WRITTEN PROBLEM: Copy out all of the data exactly as it appears.

[Data extracted from a collection]
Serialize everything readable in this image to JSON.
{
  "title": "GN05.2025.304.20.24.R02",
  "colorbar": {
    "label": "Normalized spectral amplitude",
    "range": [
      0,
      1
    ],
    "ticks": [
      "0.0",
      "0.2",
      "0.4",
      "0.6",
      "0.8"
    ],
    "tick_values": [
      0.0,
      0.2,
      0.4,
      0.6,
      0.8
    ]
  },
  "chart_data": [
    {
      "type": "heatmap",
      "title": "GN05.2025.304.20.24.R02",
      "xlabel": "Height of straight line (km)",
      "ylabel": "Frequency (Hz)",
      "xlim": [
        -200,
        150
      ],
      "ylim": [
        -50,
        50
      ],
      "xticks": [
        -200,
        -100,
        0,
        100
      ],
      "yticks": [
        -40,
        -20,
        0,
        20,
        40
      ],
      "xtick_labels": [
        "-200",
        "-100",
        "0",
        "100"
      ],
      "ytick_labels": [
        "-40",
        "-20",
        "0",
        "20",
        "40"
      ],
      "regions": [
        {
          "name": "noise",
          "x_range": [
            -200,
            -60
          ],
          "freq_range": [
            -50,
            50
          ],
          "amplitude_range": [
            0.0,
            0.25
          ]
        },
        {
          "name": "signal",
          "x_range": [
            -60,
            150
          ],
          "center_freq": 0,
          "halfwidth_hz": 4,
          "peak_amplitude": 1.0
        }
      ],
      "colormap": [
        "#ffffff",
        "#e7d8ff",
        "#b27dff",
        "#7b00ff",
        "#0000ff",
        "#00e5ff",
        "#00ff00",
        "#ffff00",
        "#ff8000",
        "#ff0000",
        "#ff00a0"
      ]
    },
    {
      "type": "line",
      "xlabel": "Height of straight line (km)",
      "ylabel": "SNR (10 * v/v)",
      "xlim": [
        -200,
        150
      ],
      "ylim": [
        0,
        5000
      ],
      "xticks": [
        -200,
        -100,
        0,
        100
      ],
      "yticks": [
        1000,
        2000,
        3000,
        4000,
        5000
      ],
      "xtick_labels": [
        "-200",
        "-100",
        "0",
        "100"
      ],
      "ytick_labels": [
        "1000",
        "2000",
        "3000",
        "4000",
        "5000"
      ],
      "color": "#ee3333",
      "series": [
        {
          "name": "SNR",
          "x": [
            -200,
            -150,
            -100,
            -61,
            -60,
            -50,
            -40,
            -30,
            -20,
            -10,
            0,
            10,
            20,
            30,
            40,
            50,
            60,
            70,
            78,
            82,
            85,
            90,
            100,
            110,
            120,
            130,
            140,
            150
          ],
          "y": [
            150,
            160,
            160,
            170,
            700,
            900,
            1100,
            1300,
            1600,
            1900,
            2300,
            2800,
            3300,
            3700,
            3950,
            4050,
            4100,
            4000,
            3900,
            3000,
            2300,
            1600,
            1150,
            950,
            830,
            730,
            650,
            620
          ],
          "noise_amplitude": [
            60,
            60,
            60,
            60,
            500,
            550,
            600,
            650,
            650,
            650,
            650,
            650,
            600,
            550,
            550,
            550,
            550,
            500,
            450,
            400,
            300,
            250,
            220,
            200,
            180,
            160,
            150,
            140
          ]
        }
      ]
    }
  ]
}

PROBLEM SOLUTION:
Serialize everything readable in this image to JSON.
{
  "title": "GN05.2025.304.20.24.R02",
  "colorbar": {
    "label": "Normalized spectral amplitude",
    "range": [
      0,
      1
    ],
    "ticks": [
      "0.0",
      "0.2",
      "0.4",
      "0.6",
      "0.8"
    ],
    "tick_values": [
      0.0,
      0.2,
      0.4,
      0.6,
      0.8
    ]
  },
  "chart_data": [
    {
      "type": "heatmap",
      "title": "GN05.2025.304.20.24.R02",
      "xlabel": "Height of straight line (km)",
      "ylabel": "Frequency (Hz)",
      "xlim": [
        -200,
        150
      ],
      "ylim": [
        -50,
        50
      ],
      "xticks": [
        -200,
        -100,
        0,
        100
      ],
      "yticks": [
        -40,
        -20,
        0,
        20,
        40
      ],
      "xtick_labels": [
        "-200",
        "-100",
        "0",
        "100"
      ],
      "ytick_labels": [
        "-40",
        "-20",
        "0",
        "20",
        "40"
      ],
      "regions": [
        {
          "name": "noise",
          "x_range": [
            -200,
            -60
          ],
          "freq_range": [
            -50,
            50
          ],
          "amplitude_range": [
            0.0,
            0.25
          ]
        },
        {
          "name": "signal",
          "x_range": [
            -60,
            150
          ],
          "center_freq": 0,
          "halfwidth_hz": 4,
          "peak_amplitude": 1.0
        }
      ],
      "colormap": [
        "#ffffff",
        "#e7d8ff",
        "#b27dff",
        "#7b00ff",
        "#0000ff",
        "#00e5ff",
        "#00ff00",
        "#ffff00",
        "#ff8000",
        "#ff0000",
        "#ff00a0"
      ]
    },
    {
      "type": "line",
      "xlabel": "Height of straight line (km)",
      "ylabel": "SNR (10 * v/v)",
      "xlim": [
        -200,
        150
      ],
      "ylim": [
        0,
        5000
      ],
      "xticks": [
        -200,
        -100,
        0,
        100
      ],
      "yticks": [
        1000,
        2000,
        3000,
        4000,
        5000
      ],
      "xtick_labels": [
        "-200",
        "-100",
        "0",
        "100"
      ],
      "ytick_labels": [
        "1000",
        "2000",
        "3000",
        "4000",
        "5000"
      ],
      "color": "#ee3333",
      "series": [
        {
          "name": "SNR",
          "x": [
            -200,
            -150,
            -100,
            -61,
            -60,
            -50,
            -40,
            -30,
            -20,
            -10,
            0,
            10,
            20,
            30,
            40,
            50,
            60,
            70,
            78,
            82,
            85,
            90,
            100,
            110,
            120,
            130,
            140,
            150
          ],
          "y": [
            150,
            160,
            160,
            170,
            700,
            900,
            1100,
            1300,
            1600,
            1900,
            2300,
            2800,
            3300,
            3700,
            3950,
            4050,
            4100,
            4000,
            3900,
            3000,
            2300,
            1600,
            1150,
            950,
            830,
            730,
            650,
            620
          ],
          "noise_amplitude": [
            60,
            60,
            60,
            60,
            500,
            550,
            600,
            650,
            650,
            650,
            650,
            650,
            600,
            550,
            550,
            550,
            550,
            500,
            450,
            400,
            300,
            250,
            220,
            200,
            180,
            160,
            150,
            140
          ]
        }
      ]
    }
  ]
}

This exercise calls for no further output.